:: To be done ::
Below is a block of records; reproduce all of them exactly and leave out any pictures.

- - -

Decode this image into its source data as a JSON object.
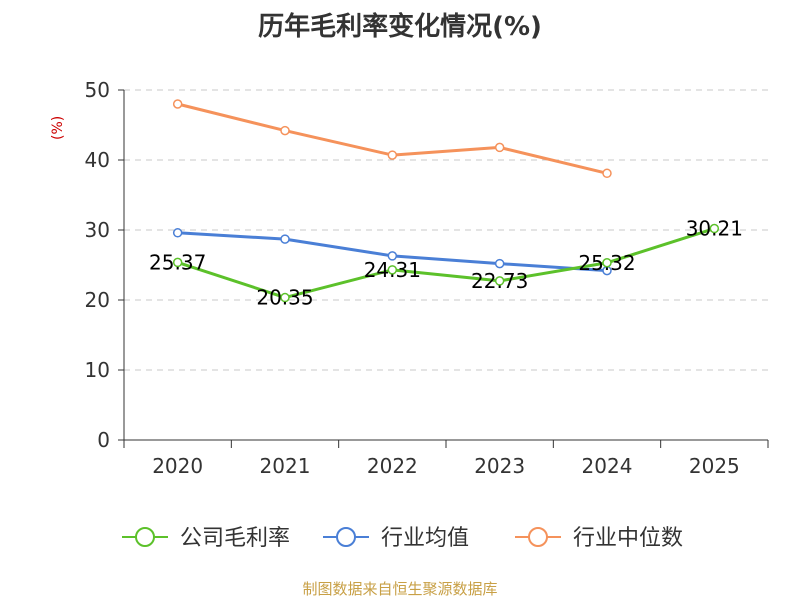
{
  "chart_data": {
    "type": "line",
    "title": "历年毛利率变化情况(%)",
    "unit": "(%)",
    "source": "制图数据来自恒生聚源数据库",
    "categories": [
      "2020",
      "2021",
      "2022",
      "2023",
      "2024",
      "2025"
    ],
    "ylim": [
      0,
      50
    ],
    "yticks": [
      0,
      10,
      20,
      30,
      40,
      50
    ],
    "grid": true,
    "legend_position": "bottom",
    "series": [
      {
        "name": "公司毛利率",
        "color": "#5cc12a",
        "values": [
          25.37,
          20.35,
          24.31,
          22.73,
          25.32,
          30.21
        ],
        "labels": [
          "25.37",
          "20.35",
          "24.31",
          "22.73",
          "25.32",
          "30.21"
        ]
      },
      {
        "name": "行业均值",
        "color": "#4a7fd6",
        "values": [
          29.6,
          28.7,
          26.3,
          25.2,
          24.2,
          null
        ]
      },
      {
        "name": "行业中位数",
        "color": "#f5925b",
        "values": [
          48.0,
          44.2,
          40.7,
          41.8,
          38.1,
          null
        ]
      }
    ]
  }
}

- - -

:: Exercise answer ::
Decode this image into its source data as a JSON object.
{
  "chart_data": {
    "type": "line",
    "title": "历年毛利率变化情况(%)",
    "unit": "(%)",
    "source": "制图数据来自恒生聚源数据库",
    "categories": [
      "2020",
      "2021",
      "2022",
      "2023",
      "2024",
      "2025"
    ],
    "ylim": [
      0,
      50
    ],
    "yticks": [
      0,
      10,
      20,
      30,
      40,
      50
    ],
    "grid": true,
    "legend_position": "bottom",
    "series": [
      {
        "name": "公司毛利率",
        "color": "#5cc12a",
        "values": [
          25.37,
          20.35,
          24.31,
          22.73,
          25.32,
          30.21
        ],
        "labels": [
          "25.37",
          "20.35",
          "24.31",
          "22.73",
          "25.32",
          "30.21"
        ]
      },
      {
        "name": "行业均值",
        "color": "#4a7fd6",
        "values": [
          29.6,
          28.7,
          26.3,
          25.2,
          24.2,
          null
        ]
      },
      {
        "name": "行业中位数",
        "color": "#f5925b",
        "values": [
          48.0,
          44.2,
          40.7,
          41.8,
          38.1,
          null
        ]
      }
    ]
  }
}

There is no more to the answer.